Records provided
— BEGIN —
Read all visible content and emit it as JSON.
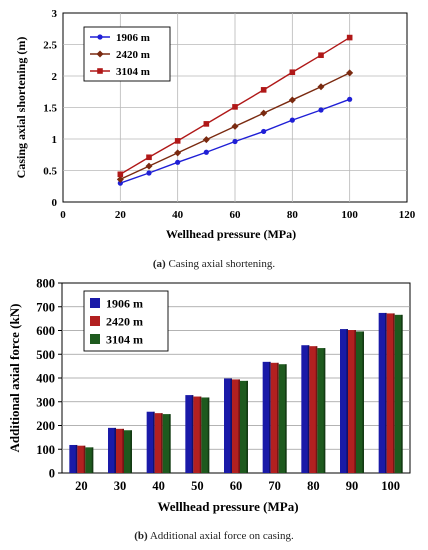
{
  "chart_data": [
    {
      "type": "line",
      "caption_label": "(a)",
      "caption_text": "Casing axial shortening.",
      "xlabel": "Wellhead pressure (MPa)",
      "ylabel": "Casing axial shortening (m)",
      "xlim": [
        0,
        120
      ],
      "ylim": [
        0,
        3
      ],
      "xticks": [
        "0",
        "20",
        "40",
        "60",
        "80",
        "100",
        "120"
      ],
      "yticks": [
        "0",
        "0.5",
        "1",
        "1.5",
        "2",
        "2.5",
        "3"
      ],
      "grid": true,
      "legend_position": "top-left",
      "x": [
        20,
        30,
        40,
        50,
        60,
        70,
        80,
        90,
        100
      ],
      "series": [
        {
          "name": "1906  m",
          "color": "#1f1fd6",
          "marker": "circle",
          "values": [
            0.3,
            0.46,
            0.63,
            0.79,
            0.96,
            1.12,
            1.3,
            1.46,
            1.63
          ]
        },
        {
          "name": "2420  m",
          "color": "#7a2a10",
          "marker": "diamond",
          "values": [
            0.36,
            0.57,
            0.78,
            0.99,
            1.2,
            1.41,
            1.62,
            1.83,
            2.05
          ]
        },
        {
          "name": "3104  m",
          "color": "#b01818",
          "marker": "square",
          "values": [
            0.44,
            0.71,
            0.97,
            1.24,
            1.51,
            1.78,
            2.06,
            2.33,
            2.61
          ]
        }
      ]
    },
    {
      "type": "bar",
      "caption_label": "(b)",
      "caption_text": "Additional axial force on casing.",
      "xlabel": "Wellhead pressure (MPa)",
      "ylabel": "Additional axial force (kN)",
      "ylim": [
        0,
        800
      ],
      "yticks": [
        "0",
        "100",
        "200",
        "300",
        "400",
        "500",
        "600",
        "700",
        "800"
      ],
      "categories": [
        "20",
        "30",
        "40",
        "50",
        "60",
        "70",
        "80",
        "90",
        "100"
      ],
      "grid": true,
      "legend_position": "top-left",
      "series": [
        {
          "name": "1906  m",
          "color": "#1a1aa8",
          "values": [
            118,
            190,
            258,
            328,
            398,
            468,
            538,
            606,
            674
          ]
        },
        {
          "name": "2420  m",
          "color": "#b22020",
          "values": [
            115,
            186,
            252,
            322,
            394,
            464,
            534,
            602,
            672
          ]
        },
        {
          "name": "3104  m",
          "color": "#1e5a1e",
          "values": [
            108,
            180,
            248,
            318,
            388,
            458,
            526,
            596,
            666
          ]
        }
      ]
    }
  ]
}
— END —
Aim of the task
Find every line that holds "Additional" and copy it.

The answer
      "caption_text": "Additional axial force on casing.",
      "ylabel": "Additional axial force (kN)",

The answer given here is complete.